Material provided
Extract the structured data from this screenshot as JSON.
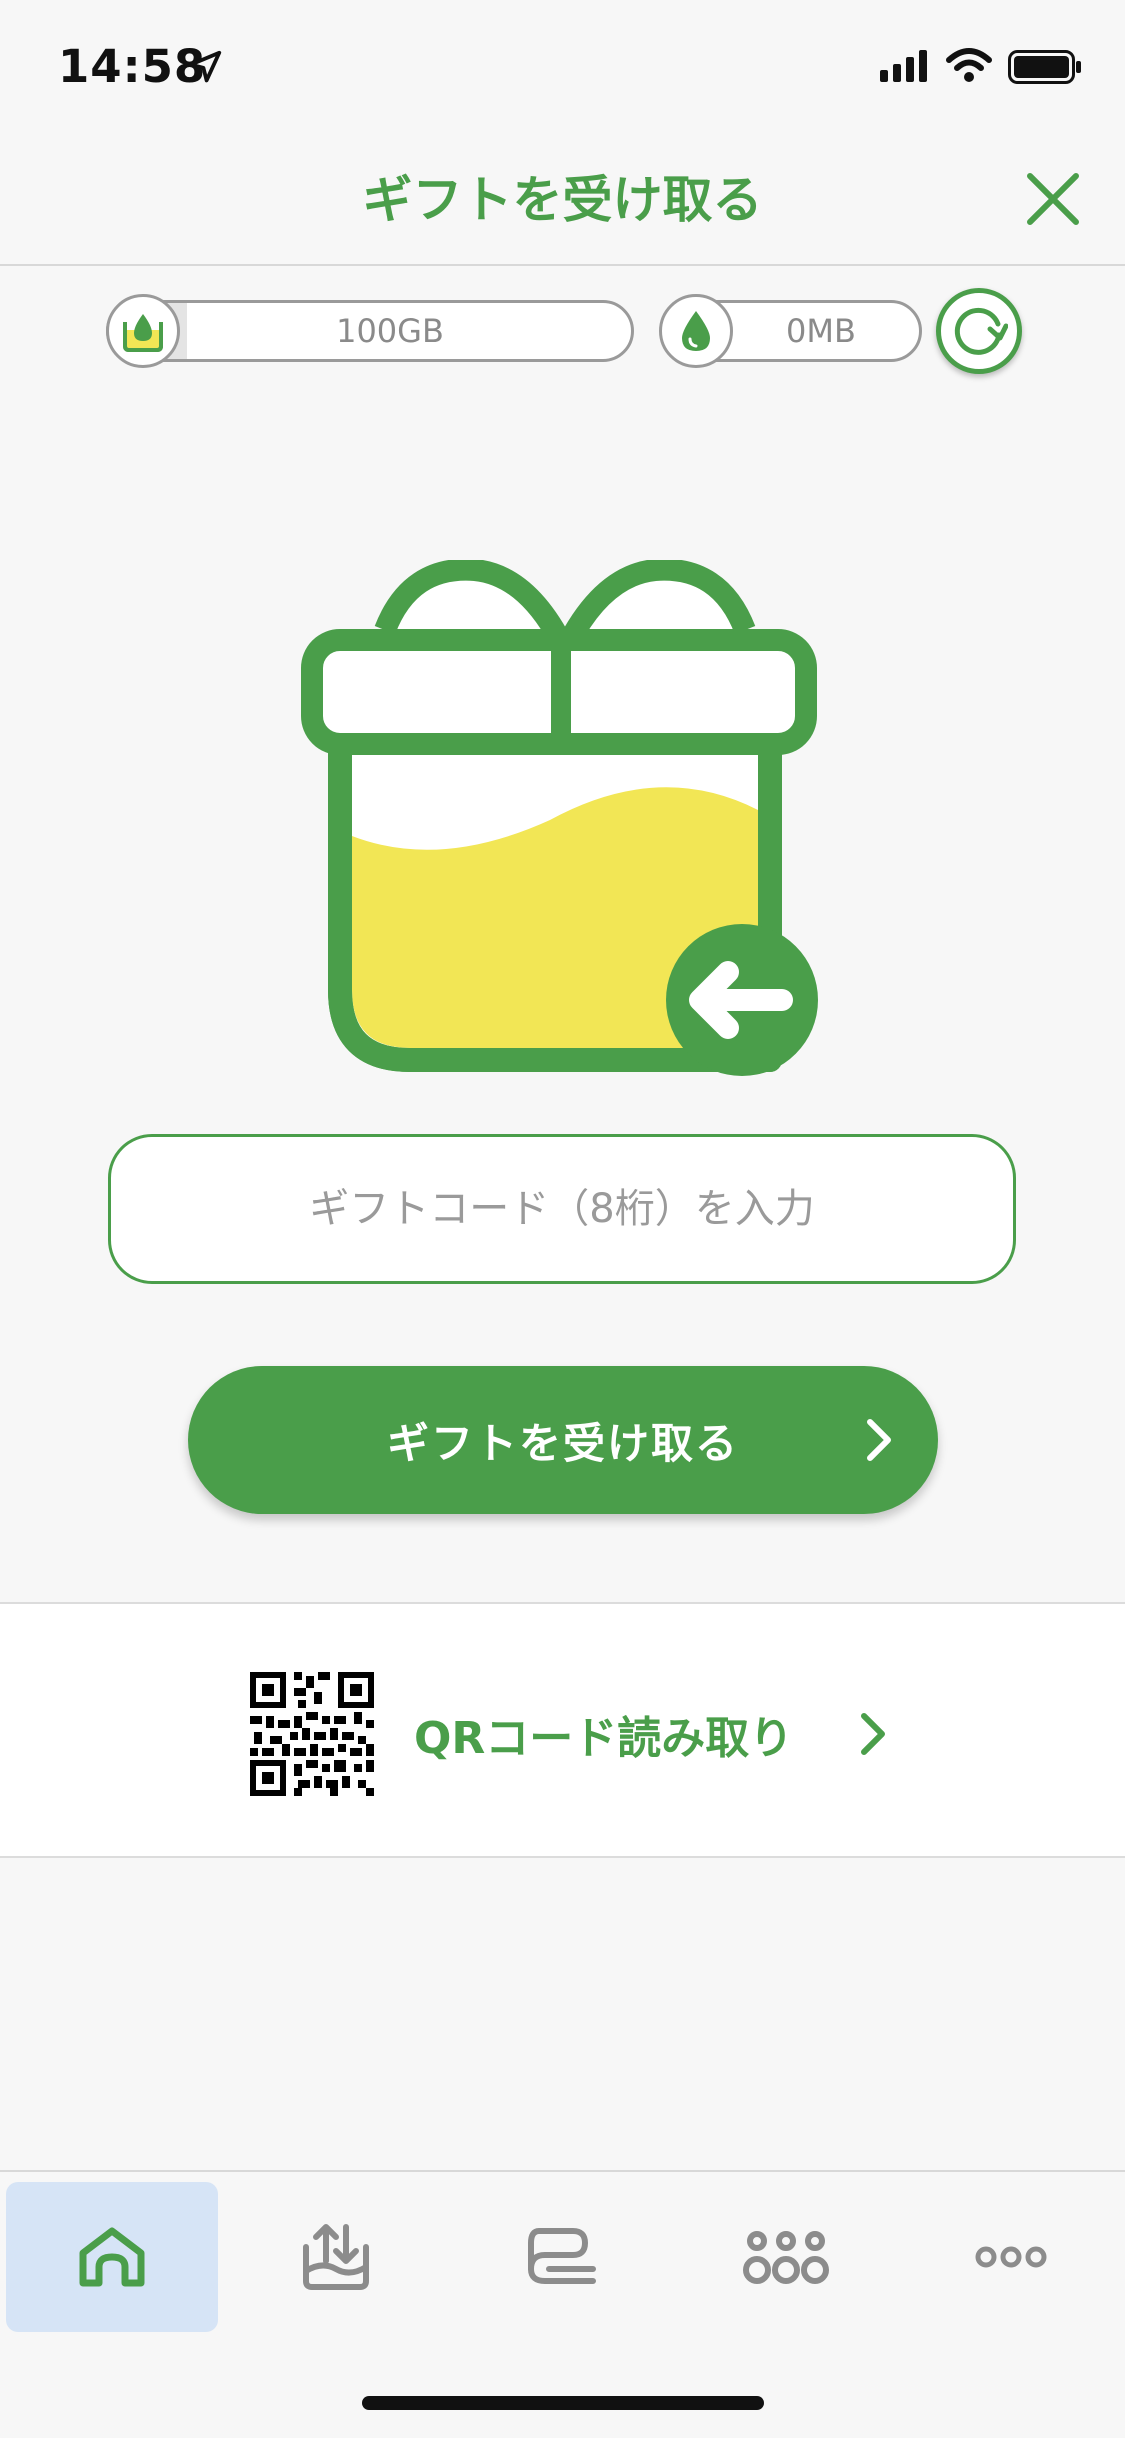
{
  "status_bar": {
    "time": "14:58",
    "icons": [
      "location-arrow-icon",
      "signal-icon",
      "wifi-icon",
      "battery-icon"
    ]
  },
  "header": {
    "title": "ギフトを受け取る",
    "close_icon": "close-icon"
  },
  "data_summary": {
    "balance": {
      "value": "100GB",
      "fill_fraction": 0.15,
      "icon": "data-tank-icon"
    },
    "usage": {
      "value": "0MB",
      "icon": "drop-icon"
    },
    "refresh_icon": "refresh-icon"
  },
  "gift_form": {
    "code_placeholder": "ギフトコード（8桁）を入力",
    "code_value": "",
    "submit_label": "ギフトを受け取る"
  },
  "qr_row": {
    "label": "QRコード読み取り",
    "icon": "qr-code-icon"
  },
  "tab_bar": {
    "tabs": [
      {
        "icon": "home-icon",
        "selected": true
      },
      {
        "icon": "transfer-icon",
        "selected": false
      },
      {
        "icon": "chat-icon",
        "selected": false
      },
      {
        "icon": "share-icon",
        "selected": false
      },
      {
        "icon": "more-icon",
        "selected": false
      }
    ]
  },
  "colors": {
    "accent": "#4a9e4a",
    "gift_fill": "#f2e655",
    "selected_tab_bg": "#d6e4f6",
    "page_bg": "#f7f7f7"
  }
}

What to work on
Without the pictures, reproduce every line of the records above exactly.

Result for this task
Extract the structured data from this screenshot as JSON.
{
  "status_bar": {
    "time": "14:58",
    "icons": [
      "location-arrow-icon",
      "signal-icon",
      "wifi-icon",
      "battery-icon"
    ]
  },
  "header": {
    "title": "ギフトを受け取る",
    "close_icon": "close-icon"
  },
  "data_summary": {
    "balance": {
      "value": "100GB",
      "fill_fraction": 0.15,
      "icon": "data-tank-icon"
    },
    "usage": {
      "value": "0MB",
      "icon": "drop-icon"
    },
    "refresh_icon": "refresh-icon"
  },
  "gift_form": {
    "code_placeholder": "ギフトコード（8桁）を入力",
    "code_value": "",
    "submit_label": "ギフトを受け取る"
  },
  "qr_row": {
    "label": "QRコード読み取り",
    "icon": "qr-code-icon"
  },
  "tab_bar": {
    "tabs": [
      {
        "icon": "home-icon",
        "selected": true
      },
      {
        "icon": "transfer-icon",
        "selected": false
      },
      {
        "icon": "chat-icon",
        "selected": false
      },
      {
        "icon": "share-icon",
        "selected": false
      },
      {
        "icon": "more-icon",
        "selected": false
      }
    ]
  },
  "colors": {
    "accent": "#4a9e4a",
    "gift_fill": "#f2e655",
    "selected_tab_bg": "#d6e4f6",
    "page_bg": "#f7f7f7"
  }
}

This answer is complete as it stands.